REQUIRED TASK | Using the data below, copy every line that contains the word "title".

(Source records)
+ + + + +

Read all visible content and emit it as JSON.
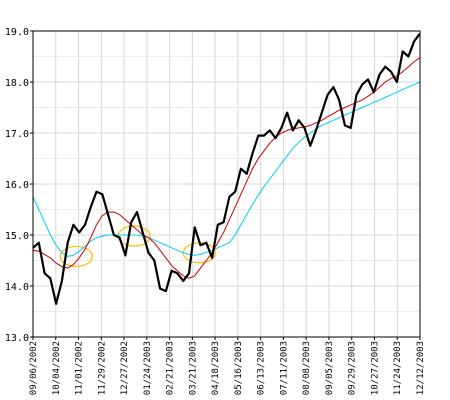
{
  "chart_data": {
    "type": "line",
    "title": "",
    "xlabel": "",
    "ylabel": "",
    "ylim": [
      13.0,
      19.0
    ],
    "y_ticks": [
      "13.0",
      "14.0",
      "15.0",
      "16.0",
      "17.0",
      "18.0",
      "19.0"
    ],
    "x_ticks": [
      "09/06/2002",
      "10/04/2002",
      "11/01/2002",
      "11/29/2002",
      "12/27/2002",
      "01/24/2003",
      "02/21/2003",
      "03/21/2003",
      "04/18/2003",
      "05/16/2003",
      "06/13/2003",
      "07/11/2003",
      "08/08/2003",
      "09/05/2003",
      "09/29/2003",
      "10/27/2003",
      "11/24/2003",
      "12/12/2003"
    ],
    "grid": true,
    "colors": {
      "price": "#000000",
      "ma_short": "#cc0000",
      "ma_long": "#00ccff",
      "highlight": "#ffbb00",
      "grid": "#d8d8d8",
      "axis": "#000000"
    },
    "series": [
      {
        "key": "price",
        "values": [
          14.75,
          14.85,
          14.25,
          14.15,
          13.65,
          14.1,
          14.85,
          15.2,
          15.05,
          15.2,
          15.55,
          15.85,
          15.8,
          15.4,
          15.0,
          14.95,
          14.6,
          15.25,
          15.45,
          15.05,
          14.65,
          14.5,
          13.95,
          13.9,
          14.3,
          14.25,
          14.1,
          14.25,
          15.15,
          14.8,
          14.85,
          14.55,
          15.2,
          15.25,
          15.75,
          15.85,
          16.3,
          16.2,
          16.6,
          16.95,
          16.95,
          17.05,
          16.9,
          17.1,
          17.4,
          17.05,
          17.25,
          17.1,
          16.75,
          17.05,
          17.4,
          17.75,
          17.9,
          17.65,
          17.15,
          17.1,
          17.75,
          17.95,
          18.05,
          17.8,
          18.15,
          18.3,
          18.2,
          18.0,
          18.6,
          18.5,
          18.8,
          18.95
        ]
      },
      {
        "key": "ma_short",
        "values": [
          14.7,
          14.68,
          14.62,
          14.55,
          14.45,
          14.38,
          14.35,
          14.42,
          14.55,
          14.72,
          14.95,
          15.2,
          15.38,
          15.45,
          15.45,
          15.4,
          15.3,
          15.2,
          15.1,
          15.0,
          14.95,
          14.85,
          14.7,
          14.55,
          14.4,
          14.3,
          14.2,
          14.15,
          14.2,
          14.35,
          14.5,
          14.65,
          14.85,
          15.05,
          15.3,
          15.55,
          15.8,
          16.05,
          16.3,
          16.5,
          16.65,
          16.8,
          16.92,
          17.0,
          17.05,
          17.08,
          17.1,
          17.12,
          17.15,
          17.2,
          17.25,
          17.32,
          17.38,
          17.45,
          17.5,
          17.55,
          17.6,
          17.65,
          17.72,
          17.8,
          17.9,
          18.0,
          18.07,
          18.12,
          18.2,
          18.3,
          18.4,
          18.48
        ]
      },
      {
        "key": "ma_long",
        "values": [
          15.75,
          15.5,
          15.25,
          15.0,
          14.8,
          14.65,
          14.58,
          14.6,
          14.68,
          14.78,
          14.88,
          14.95,
          14.98,
          15.0,
          15.0,
          15.0,
          15.0,
          15.0,
          15.0,
          14.98,
          14.95,
          14.9,
          14.85,
          14.8,
          14.75,
          14.7,
          14.65,
          14.62,
          14.6,
          14.62,
          14.66,
          14.7,
          14.75,
          14.8,
          14.85,
          15.0,
          15.2,
          15.4,
          15.6,
          15.78,
          15.95,
          16.1,
          16.25,
          16.4,
          16.55,
          16.7,
          16.82,
          16.92,
          17.0,
          17.08,
          17.15,
          17.2,
          17.25,
          17.3,
          17.35,
          17.4,
          17.45,
          17.5,
          17.55,
          17.6,
          17.65,
          17.7,
          17.75,
          17.8,
          17.85,
          17.9,
          17.95,
          18.0
        ]
      }
    ],
    "highlights": [
      {
        "x_index": 7.5,
        "y": 14.58
      },
      {
        "x_index": 17.5,
        "y": 14.98
      },
      {
        "x_index": 28.8,
        "y": 14.65
      }
    ]
  }
}
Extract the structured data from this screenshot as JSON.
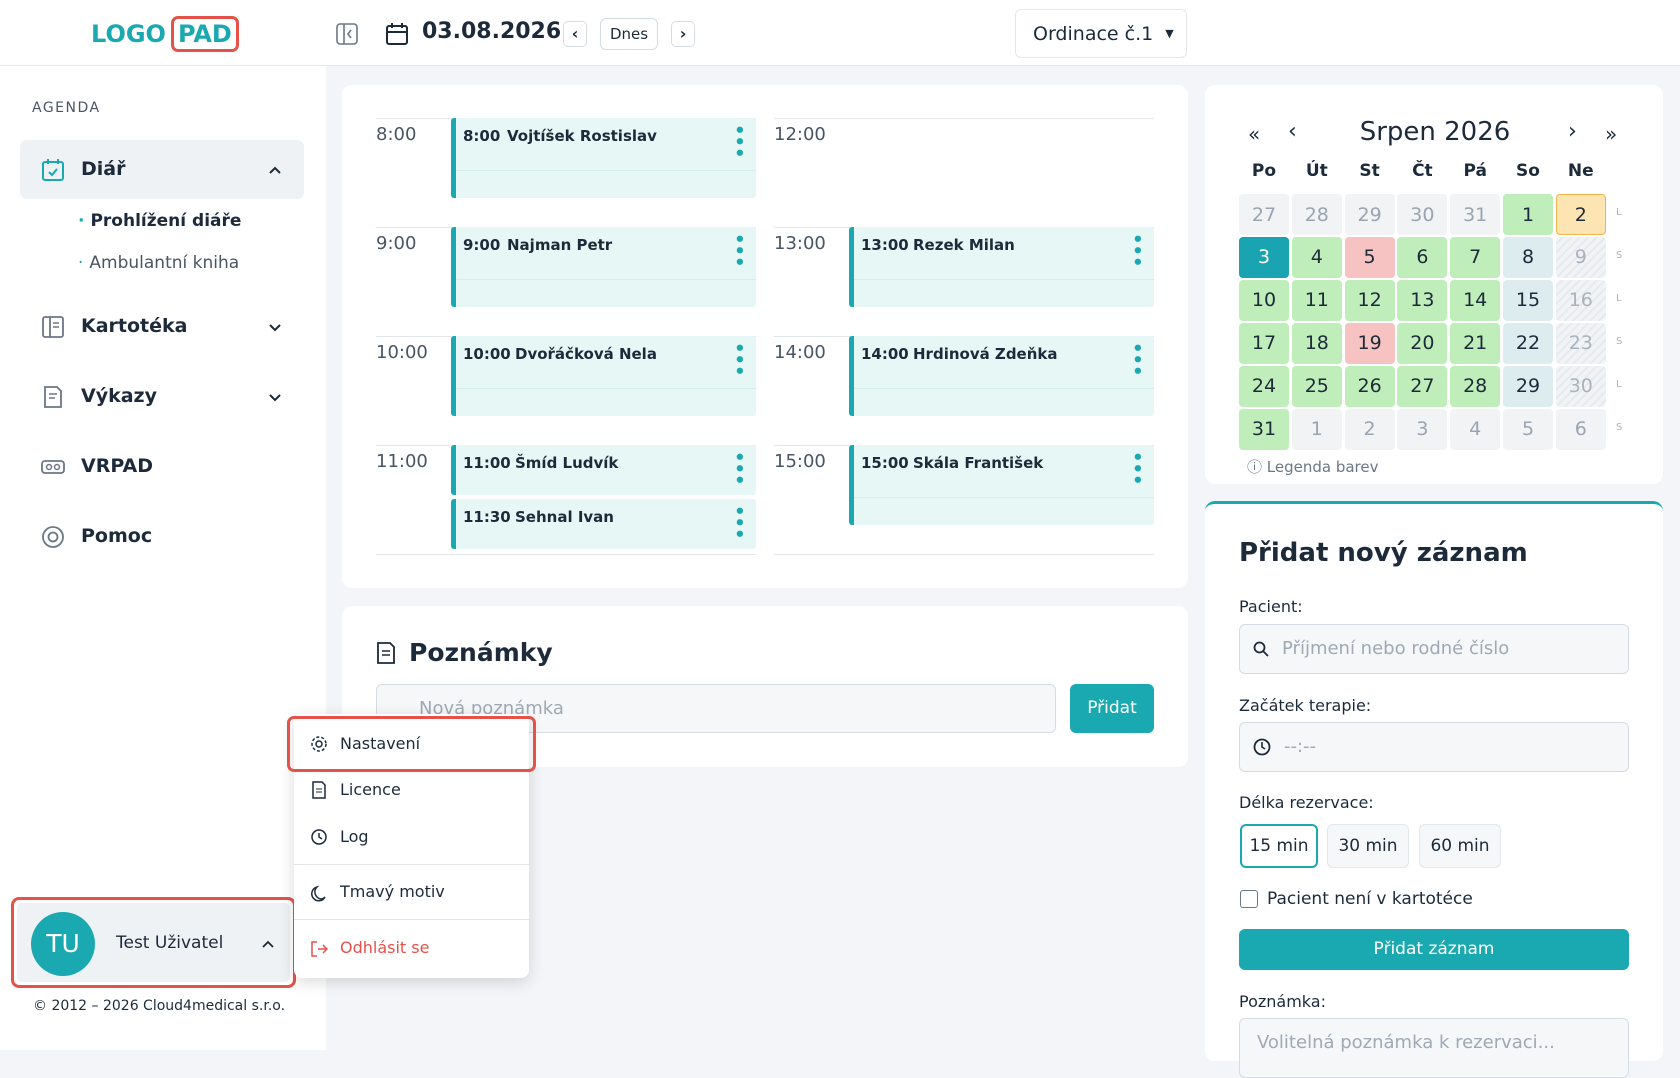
{
  "header": {
    "logo": "LOGO",
    "logo_box": "PAD",
    "date": "03.08.2026",
    "today": "Dnes",
    "clinic": "Ordinace č.1"
  },
  "sidebar": {
    "section": "AGENDA",
    "nav": [
      {
        "label": "Diář",
        "children": [
          "Prohlížení diáře",
          "Ambulantní kniha"
        ]
      },
      {
        "label": "Kartotéka"
      },
      {
        "label": "Výkazy"
      },
      {
        "label": "VRPAD"
      },
      {
        "label": "Pomoc"
      }
    ],
    "user": {
      "initials": "TU",
      "name": "Test Uživatel"
    },
    "copyright": "© 2012 – 2026 Cloud4medical s.r.o."
  },
  "user_menu": {
    "items": [
      "Nastavení",
      "Licence",
      "Log",
      "Tmavý motiv",
      "Odhlásit se"
    ]
  },
  "schedule": {
    "columns": [
      {
        "rows": [
          {
            "hour": "8:00",
            "appointments": [
              {
                "time": "8:00",
                "name": "Vojtíšek Rostislav"
              }
            ]
          },
          {
            "hour": "9:00",
            "appointments": [
              {
                "time": "9:00",
                "name": "Najman Petr"
              }
            ]
          },
          {
            "hour": "10:00",
            "appointments": [
              {
                "time": "10:00",
                "name": "Dvořáčková Nela"
              }
            ]
          },
          {
            "hour": "11:00",
            "appointments": [
              {
                "time": "11:00",
                "name": "Šmíd Ludvík"
              },
              {
                "time": "11:30",
                "name": "Sehnal Ivan"
              }
            ]
          }
        ]
      },
      {
        "rows": [
          {
            "hour": "12:00",
            "appointments": []
          },
          {
            "hour": "13:00",
            "appointments": [
              {
                "time": "13:00",
                "name": "Rezek Milan"
              }
            ]
          },
          {
            "hour": "14:00",
            "appointments": [
              {
                "time": "14:00",
                "name": "Hrdinová Zdeňka"
              }
            ]
          },
          {
            "hour": "15:00",
            "appointments": [
              {
                "time": "15:00",
                "name": "Skála František"
              }
            ]
          }
        ]
      }
    ]
  },
  "notes": {
    "title": "Poznámky",
    "placeholder": "Nová poznámka",
    "button": "Přidat"
  },
  "calendar": {
    "title": "Srpen 2026",
    "weekdays": [
      "Po",
      "Út",
      "St",
      "Čt",
      "Pá",
      "So",
      "Ne"
    ],
    "weeks": [
      {
        "side": "L",
        "days": [
          {
            "day": 27,
            "state": "other"
          },
          {
            "day": 28,
            "state": "other"
          },
          {
            "day": 29,
            "state": "other"
          },
          {
            "day": 30,
            "state": "other"
          },
          {
            "day": 31,
            "state": "other"
          },
          {
            "day": 1,
            "state": "free"
          },
          {
            "day": 2,
            "state": "holiday"
          }
        ]
      },
      {
        "side": "S",
        "days": [
          {
            "day": 3,
            "state": "today"
          },
          {
            "day": 4,
            "state": "free"
          },
          {
            "day": 5,
            "state": "full"
          },
          {
            "day": 6,
            "state": "free"
          },
          {
            "day": 7,
            "state": "free"
          },
          {
            "day": 8,
            "state": "saturday"
          },
          {
            "day": 9,
            "state": "sunday"
          }
        ]
      },
      {
        "side": "L",
        "days": [
          {
            "day": 10,
            "state": "free"
          },
          {
            "day": 11,
            "state": "free"
          },
          {
            "day": 12,
            "state": "free"
          },
          {
            "day": 13,
            "state": "free"
          },
          {
            "day": 14,
            "state": "free"
          },
          {
            "day": 15,
            "state": "saturday"
          },
          {
            "day": 16,
            "state": "sunday"
          }
        ]
      },
      {
        "side": "S",
        "days": [
          {
            "day": 17,
            "state": "free"
          },
          {
            "day": 18,
            "state": "free"
          },
          {
            "day": 19,
            "state": "full"
          },
          {
            "day": 20,
            "state": "free"
          },
          {
            "day": 21,
            "state": "free"
          },
          {
            "day": 22,
            "state": "saturday"
          },
          {
            "day": 23,
            "state": "sunday"
          }
        ]
      },
      {
        "side": "L",
        "days": [
          {
            "day": 24,
            "state": "free"
          },
          {
            "day": 25,
            "state": "free"
          },
          {
            "day": 26,
            "state": "free"
          },
          {
            "day": 27,
            "state": "free"
          },
          {
            "day": 28,
            "state": "free"
          },
          {
            "day": 29,
            "state": "saturday"
          },
          {
            "day": 30,
            "state": "sunday"
          }
        ]
      },
      {
        "side": "S",
        "days": [
          {
            "day": 31,
            "state": "free"
          },
          {
            "day": 1,
            "state": "other"
          },
          {
            "day": 2,
            "state": "other"
          },
          {
            "day": 3,
            "state": "other"
          },
          {
            "day": 4,
            "state": "other"
          },
          {
            "day": 5,
            "state": "other"
          },
          {
            "day": 6,
            "state": "other"
          }
        ]
      }
    ],
    "legend": "Legenda barev"
  },
  "form": {
    "title": "Přidat nový záznam",
    "patient_label": "Pacient:",
    "patient_placeholder": "Příjmení nebo rodné číslo",
    "start_label": "Začátek terapie:",
    "start_placeholder": "--:--",
    "duration_label": "Délka rezervace:",
    "durations": [
      "15 min",
      "30 min",
      "60 min"
    ],
    "checkbox": "Pacient není v kartotéce",
    "submit": "Přidat záznam",
    "note_label": "Poznámka:",
    "note_placeholder": "Volitelná poznámka k rezervaci..."
  }
}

+ + + + +

OUTPUT BELOW |
    "title": "",
    "title": "Poznámky",
    "title": "Srpen 2026",
    "title": "Přidat nový záznam",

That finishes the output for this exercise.